Stored data

++++++++++++++++++++

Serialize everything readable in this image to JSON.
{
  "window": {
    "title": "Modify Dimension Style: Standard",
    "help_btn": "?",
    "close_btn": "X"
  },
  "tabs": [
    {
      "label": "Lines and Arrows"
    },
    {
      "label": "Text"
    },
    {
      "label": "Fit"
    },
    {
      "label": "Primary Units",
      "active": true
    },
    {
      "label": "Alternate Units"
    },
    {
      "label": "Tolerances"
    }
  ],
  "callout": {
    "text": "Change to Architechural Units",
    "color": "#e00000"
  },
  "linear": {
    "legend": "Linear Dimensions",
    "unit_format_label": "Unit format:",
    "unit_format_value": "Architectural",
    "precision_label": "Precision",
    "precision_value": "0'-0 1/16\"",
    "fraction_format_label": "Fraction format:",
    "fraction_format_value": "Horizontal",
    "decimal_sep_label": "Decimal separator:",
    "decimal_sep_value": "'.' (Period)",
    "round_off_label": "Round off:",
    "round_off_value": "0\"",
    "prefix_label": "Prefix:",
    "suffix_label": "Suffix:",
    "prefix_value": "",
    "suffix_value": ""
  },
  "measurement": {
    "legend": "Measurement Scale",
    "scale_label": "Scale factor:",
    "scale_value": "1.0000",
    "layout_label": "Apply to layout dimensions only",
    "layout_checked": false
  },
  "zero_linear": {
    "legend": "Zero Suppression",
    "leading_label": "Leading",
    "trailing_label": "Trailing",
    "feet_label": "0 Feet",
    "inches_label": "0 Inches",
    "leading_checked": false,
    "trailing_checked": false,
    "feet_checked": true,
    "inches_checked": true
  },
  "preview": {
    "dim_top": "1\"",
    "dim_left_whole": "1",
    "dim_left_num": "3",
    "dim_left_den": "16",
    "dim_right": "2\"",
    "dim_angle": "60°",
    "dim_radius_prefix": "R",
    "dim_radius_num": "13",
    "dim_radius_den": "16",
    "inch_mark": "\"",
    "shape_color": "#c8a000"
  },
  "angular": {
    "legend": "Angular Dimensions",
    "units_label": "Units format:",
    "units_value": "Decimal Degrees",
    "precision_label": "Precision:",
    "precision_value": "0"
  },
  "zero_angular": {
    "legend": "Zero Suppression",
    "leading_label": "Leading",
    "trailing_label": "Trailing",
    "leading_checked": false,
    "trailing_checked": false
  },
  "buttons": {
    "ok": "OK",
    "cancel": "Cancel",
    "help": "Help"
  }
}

++++++++++++++++++++

Requirement
Pick out and copy the lines of the entries that hold the string "true".

Complete response
      "active": true
    "feet_checked": true,
    "inches_checked": true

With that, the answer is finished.